## What needs to be done
Every record below should be written out exactly; pictures stay out.

## Data for the task
□ □ □ □ □ □ □

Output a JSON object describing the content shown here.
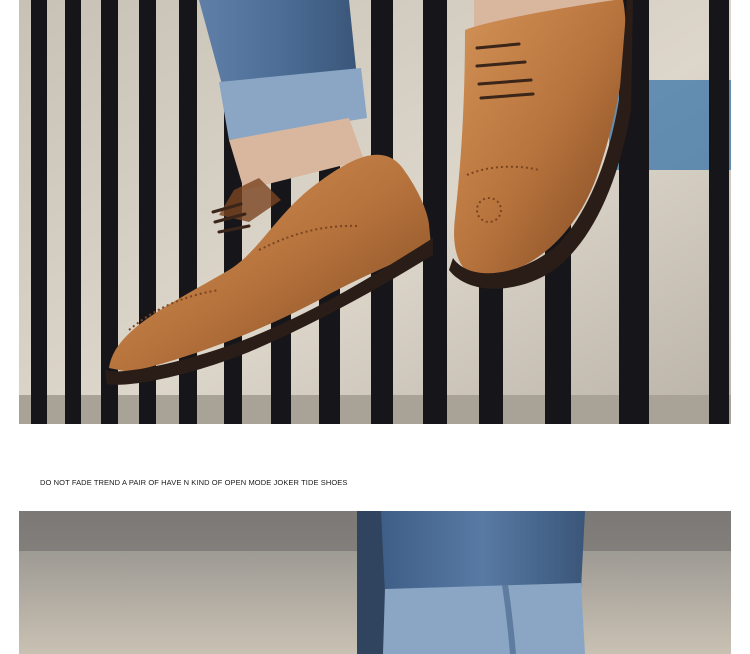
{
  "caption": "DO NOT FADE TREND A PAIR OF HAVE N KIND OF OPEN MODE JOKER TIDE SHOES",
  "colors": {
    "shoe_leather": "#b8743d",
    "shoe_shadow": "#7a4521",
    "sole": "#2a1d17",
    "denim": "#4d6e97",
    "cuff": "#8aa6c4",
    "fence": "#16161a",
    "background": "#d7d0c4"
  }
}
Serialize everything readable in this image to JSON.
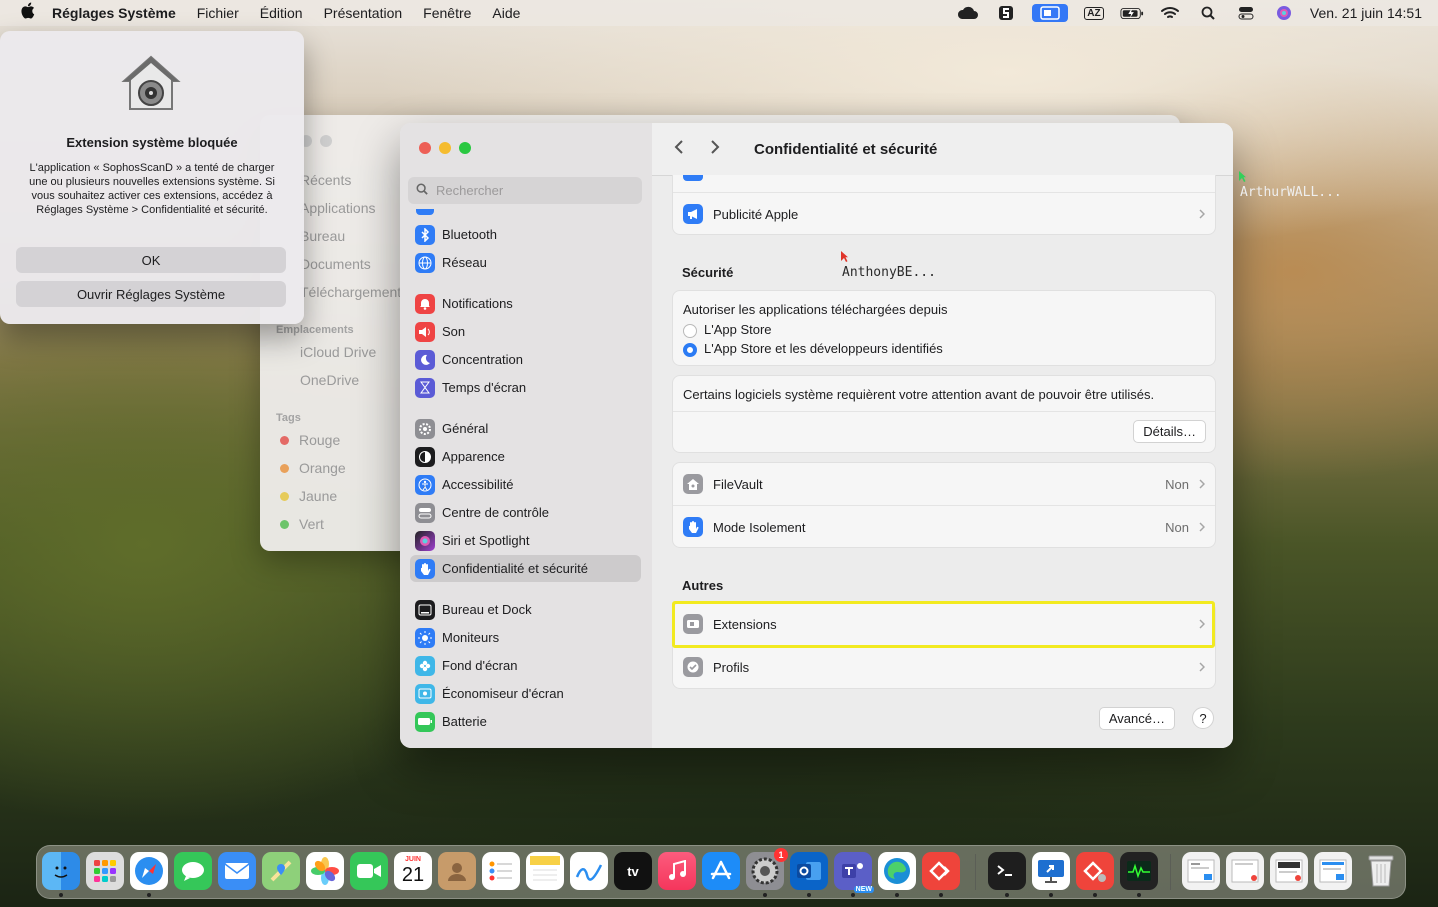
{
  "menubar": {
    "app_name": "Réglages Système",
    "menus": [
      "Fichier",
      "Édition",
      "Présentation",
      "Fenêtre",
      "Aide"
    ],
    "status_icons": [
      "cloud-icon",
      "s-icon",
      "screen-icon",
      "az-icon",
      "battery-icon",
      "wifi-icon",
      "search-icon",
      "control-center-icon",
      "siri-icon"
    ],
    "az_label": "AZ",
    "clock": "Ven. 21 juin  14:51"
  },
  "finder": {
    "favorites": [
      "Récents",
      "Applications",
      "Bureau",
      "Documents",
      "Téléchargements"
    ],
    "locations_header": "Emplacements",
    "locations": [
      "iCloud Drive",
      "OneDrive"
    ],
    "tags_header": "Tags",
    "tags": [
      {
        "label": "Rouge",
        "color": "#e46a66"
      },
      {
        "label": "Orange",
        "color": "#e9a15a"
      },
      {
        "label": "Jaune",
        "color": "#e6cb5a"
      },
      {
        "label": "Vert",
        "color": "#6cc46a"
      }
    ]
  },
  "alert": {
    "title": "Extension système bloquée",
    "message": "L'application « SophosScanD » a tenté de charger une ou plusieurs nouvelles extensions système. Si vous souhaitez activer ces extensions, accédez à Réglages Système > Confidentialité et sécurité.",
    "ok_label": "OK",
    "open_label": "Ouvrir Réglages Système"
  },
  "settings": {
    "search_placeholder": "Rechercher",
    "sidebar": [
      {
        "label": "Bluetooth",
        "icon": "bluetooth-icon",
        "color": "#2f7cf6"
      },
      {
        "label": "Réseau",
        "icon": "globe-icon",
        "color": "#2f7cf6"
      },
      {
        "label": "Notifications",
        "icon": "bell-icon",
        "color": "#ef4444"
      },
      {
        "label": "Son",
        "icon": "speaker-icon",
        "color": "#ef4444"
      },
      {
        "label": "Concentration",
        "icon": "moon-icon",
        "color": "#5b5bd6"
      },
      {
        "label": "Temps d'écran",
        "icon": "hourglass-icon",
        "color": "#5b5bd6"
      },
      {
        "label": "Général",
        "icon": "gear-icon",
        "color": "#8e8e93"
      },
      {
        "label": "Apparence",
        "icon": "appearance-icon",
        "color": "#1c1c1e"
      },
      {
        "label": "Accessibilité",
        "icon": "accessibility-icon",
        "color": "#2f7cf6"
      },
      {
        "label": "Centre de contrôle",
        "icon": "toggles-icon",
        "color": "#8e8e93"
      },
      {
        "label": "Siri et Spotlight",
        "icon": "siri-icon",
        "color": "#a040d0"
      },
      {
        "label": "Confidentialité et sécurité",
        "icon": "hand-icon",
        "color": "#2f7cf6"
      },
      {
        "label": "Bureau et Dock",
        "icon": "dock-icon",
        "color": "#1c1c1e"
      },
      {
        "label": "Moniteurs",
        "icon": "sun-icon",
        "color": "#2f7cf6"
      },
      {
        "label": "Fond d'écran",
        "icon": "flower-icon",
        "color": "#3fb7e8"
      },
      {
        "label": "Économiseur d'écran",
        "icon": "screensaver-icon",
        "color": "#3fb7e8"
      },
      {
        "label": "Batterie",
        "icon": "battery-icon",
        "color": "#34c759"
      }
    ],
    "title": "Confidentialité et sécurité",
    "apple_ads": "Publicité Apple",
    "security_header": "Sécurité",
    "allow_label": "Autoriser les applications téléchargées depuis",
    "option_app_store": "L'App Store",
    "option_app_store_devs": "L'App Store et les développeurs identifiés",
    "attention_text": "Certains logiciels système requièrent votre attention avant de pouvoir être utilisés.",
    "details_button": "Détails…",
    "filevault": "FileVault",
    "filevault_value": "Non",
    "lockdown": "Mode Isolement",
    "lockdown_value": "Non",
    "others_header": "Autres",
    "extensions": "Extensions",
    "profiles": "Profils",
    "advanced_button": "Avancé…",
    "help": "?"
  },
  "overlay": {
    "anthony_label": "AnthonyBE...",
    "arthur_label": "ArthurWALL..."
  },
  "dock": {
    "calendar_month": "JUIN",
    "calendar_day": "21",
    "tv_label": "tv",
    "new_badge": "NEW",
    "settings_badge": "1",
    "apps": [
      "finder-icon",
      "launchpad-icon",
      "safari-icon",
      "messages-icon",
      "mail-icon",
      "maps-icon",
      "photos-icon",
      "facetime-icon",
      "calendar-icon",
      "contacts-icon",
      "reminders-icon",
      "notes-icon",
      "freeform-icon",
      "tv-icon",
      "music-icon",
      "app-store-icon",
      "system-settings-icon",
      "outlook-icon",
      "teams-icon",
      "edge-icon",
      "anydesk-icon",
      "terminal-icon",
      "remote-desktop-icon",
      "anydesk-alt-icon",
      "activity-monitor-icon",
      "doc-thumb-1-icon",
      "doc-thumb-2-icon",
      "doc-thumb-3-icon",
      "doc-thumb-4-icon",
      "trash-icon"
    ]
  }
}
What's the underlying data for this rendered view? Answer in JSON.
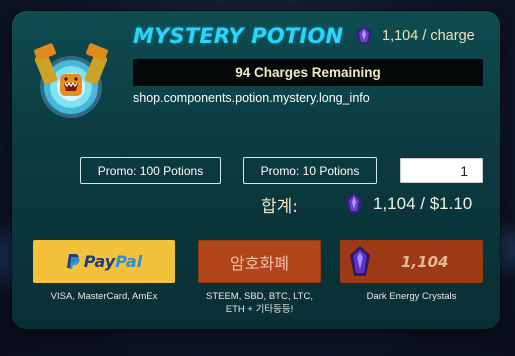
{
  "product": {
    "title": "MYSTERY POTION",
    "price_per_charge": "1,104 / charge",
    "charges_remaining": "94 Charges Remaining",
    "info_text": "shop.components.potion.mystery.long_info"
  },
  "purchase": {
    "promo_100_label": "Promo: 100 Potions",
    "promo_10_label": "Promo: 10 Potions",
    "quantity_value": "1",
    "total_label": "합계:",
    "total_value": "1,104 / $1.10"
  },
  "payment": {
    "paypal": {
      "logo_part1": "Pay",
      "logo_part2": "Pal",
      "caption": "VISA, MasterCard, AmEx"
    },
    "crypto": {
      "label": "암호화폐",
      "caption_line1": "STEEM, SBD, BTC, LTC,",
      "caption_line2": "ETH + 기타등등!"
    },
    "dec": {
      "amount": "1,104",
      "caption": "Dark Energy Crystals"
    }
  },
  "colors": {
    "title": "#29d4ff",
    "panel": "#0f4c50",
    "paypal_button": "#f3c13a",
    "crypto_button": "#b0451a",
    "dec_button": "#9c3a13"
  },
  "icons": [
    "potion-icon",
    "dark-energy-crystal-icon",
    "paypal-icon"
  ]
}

□ □ □ □ □ □ □

## Answer in full
Output a JSON object describing the content shown here.
{
  "caption": "DO NOT FADE TREND A PAIR OF HAVE N KIND OF OPEN MODE JOKER TIDE SHOES",
  "colors": {
    "shoe_leather": "#b8743d",
    "shoe_shadow": "#7a4521",
    "sole": "#2a1d17",
    "denim": "#4d6e97",
    "cuff": "#8aa6c4",
    "fence": "#16161a",
    "background": "#d7d0c4"
  }
}
Serialize everything readable in this image to JSON.
{
  "menubar": {
    "app_name": "Réglages Système",
    "menus": [
      "Fichier",
      "Édition",
      "Présentation",
      "Fenêtre",
      "Aide"
    ],
    "status_icons": [
      "cloud-icon",
      "s-icon",
      "screen-icon",
      "az-icon",
      "battery-icon",
      "wifi-icon",
      "search-icon",
      "control-center-icon",
      "siri-icon"
    ],
    "az_label": "AZ",
    "clock": "Ven. 21 juin  14:51"
  },
  "finder": {
    "favorites": [
      "Récents",
      "Applications",
      "Bureau",
      "Documents",
      "Téléchargements"
    ],
    "locations_header": "Emplacements",
    "locations": [
      "iCloud Drive",
      "OneDrive"
    ],
    "tags_header": "Tags",
    "tags": [
      {
        "label": "Rouge",
        "color": "#e46a66"
      },
      {
        "label": "Orange",
        "color": "#e9a15a"
      },
      {
        "label": "Jaune",
        "color": "#e6cb5a"
      },
      {
        "label": "Vert",
        "color": "#6cc46a"
      }
    ]
  },
  "alert": {
    "title": "Extension système bloquée",
    "message": "L'application « SophosScanD » a tenté de charger une ou plusieurs nouvelles extensions système. Si vous souhaitez activer ces extensions, accédez à Réglages Système > Confidentialité et sécurité.",
    "ok_label": "OK",
    "open_label": "Ouvrir Réglages Système"
  },
  "settings": {
    "search_placeholder": "Rechercher",
    "sidebar": [
      {
        "label": "Bluetooth",
        "icon": "bluetooth-icon",
        "color": "#2f7cf6"
      },
      {
        "label": "Réseau",
        "icon": "globe-icon",
        "color": "#2f7cf6"
      },
      {
        "label": "Notifications",
        "icon": "bell-icon",
        "color": "#ef4444"
      },
      {
        "label": "Son",
        "icon": "speaker-icon",
        "color": "#ef4444"
      },
      {
        "label": "Concentration",
        "icon": "moon-icon",
        "color": "#5b5bd6"
      },
      {
        "label": "Temps d'écran",
        "icon": "hourglass-icon",
        "color": "#5b5bd6"
      },
      {
        "label": "Général",
        "icon": "gear-icon",
        "color": "#8e8e93"
      },
      {
        "label": "Apparence",
        "icon": "appearance-icon",
        "color": "#1c1c1e"
      },
      {
        "label": "Accessibilité",
        "icon": "accessibility-icon",
        "color": "#2f7cf6"
      },
      {
        "label": "Centre de contrôle",
        "icon": "toggles-icon",
        "color": "#8e8e93"
      },
      {
        "label": "Siri et Spotlight",
        "icon": "siri-icon",
        "color": "#a040d0"
      },
      {
        "label": "Confidentialité et sécurité",
        "icon": "hand-icon",
        "color": "#2f7cf6"
      },
      {
        "label": "Bureau et Dock",
        "icon": "dock-icon",
        "color": "#1c1c1e"
      },
      {
        "label": "Moniteurs",
        "icon": "sun-icon",
        "color": "#2f7cf6"
      },
      {
        "label": "Fond d'écran",
        "icon": "flower-icon",
        "color": "#3fb7e8"
      },
      {
        "label": "Économiseur d'écran",
        "icon": "screensaver-icon",
        "color": "#3fb7e8"
      },
      {
        "label": "Batterie",
        "icon": "battery-icon",
        "color": "#34c759"
      }
    ],
    "title": "Confidentialité et sécurité",
    "apple_ads": "Publicité Apple",
    "security_header": "Sécurité",
    "allow_label": "Autoriser les applications téléchargées depuis",
    "option_app_store": "L'App Store",
    "option_app_store_devs": "L'App Store et les développeurs identifiés",
    "attention_text": "Certains logiciels système requièrent votre attention avant de pouvoir être utilisés.",
    "details_button": "Détails…",
    "filevault": "FileVault",
    "filevault_value": "Non",
    "lockdown": "Mode Isolement",
    "lockdown_value": "Non",
    "others_header": "Autres",
    "extensions": "Extensions",
    "profiles": "Profils",
    "advanced_button": "Avancé…",
    "help": "?"
  },
  "overlay": {
    "anthony_label": "AnthonyBE...",
    "arthur_label": "ArthurWALL..."
  },
  "dock": {
    "calendar_month": "JUIN",
    "calendar_day": "21",
    "tv_label": "tv",
    "new_badge": "NEW",
    "settings_badge": "1",
    "apps": [
      "finder-icon",
      "launchpad-icon",
      "safari-icon",
      "messages-icon",
      "mail-icon",
      "maps-icon",
      "photos-icon",
      "facetime-icon",
      "calendar-icon",
      "contacts-icon",
      "reminders-icon",
      "notes-icon",
      "freeform-icon",
      "tv-icon",
      "music-icon",
      "app-store-icon",
      "system-settings-icon",
      "outlook-icon",
      "teams-icon",
      "edge-icon",
      "anydesk-icon",
      "terminal-icon",
      "remote-desktop-icon",
      "anydesk-alt-icon",
      "activity-monitor-icon",
      "doc-thumb-1-icon",
      "doc-thumb-2-icon",
      "doc-thumb-3-icon",
      "doc-thumb-4-icon",
      "trash-icon"
    ]
  }
}
What's the underlying data for this rendered view? Answer in JSON.
{
  "product": {
    "title": "MYSTERY POTION",
    "price_per_charge": "1,104 / charge",
    "charges_remaining": "94 Charges Remaining",
    "info_text": "shop.components.potion.mystery.long_info"
  },
  "purchase": {
    "promo_100_label": "Promo: 100 Potions",
    "promo_10_label": "Promo: 10 Potions",
    "quantity_value": "1",
    "total_label": "합계:",
    "total_value": "1,104 / $1.10"
  },
  "payment": {
    "paypal": {
      "logo_part1": "Pay",
      "logo_part2": "Pal",
      "caption": "VISA, MasterCard, AmEx"
    },
    "crypto": {
      "label": "암호화폐",
      "caption_line1": "STEEM, SBD, BTC, LTC,",
      "caption_line2": "ETH + 기타등등!"
    },
    "dec": {
      "amount": "1,104",
      "caption": "Dark Energy Crystals"
    }
  },
  "colors": {
    "title": "#29d4ff",
    "panel": "#0f4c50",
    "paypal_button": "#f3c13a",
    "crypto_button": "#b0451a",
    "dec_button": "#9c3a13"
  },
  "icons": [
    "potion-icon",
    "dark-energy-crystal-icon",
    "paypal-icon"
  ]
}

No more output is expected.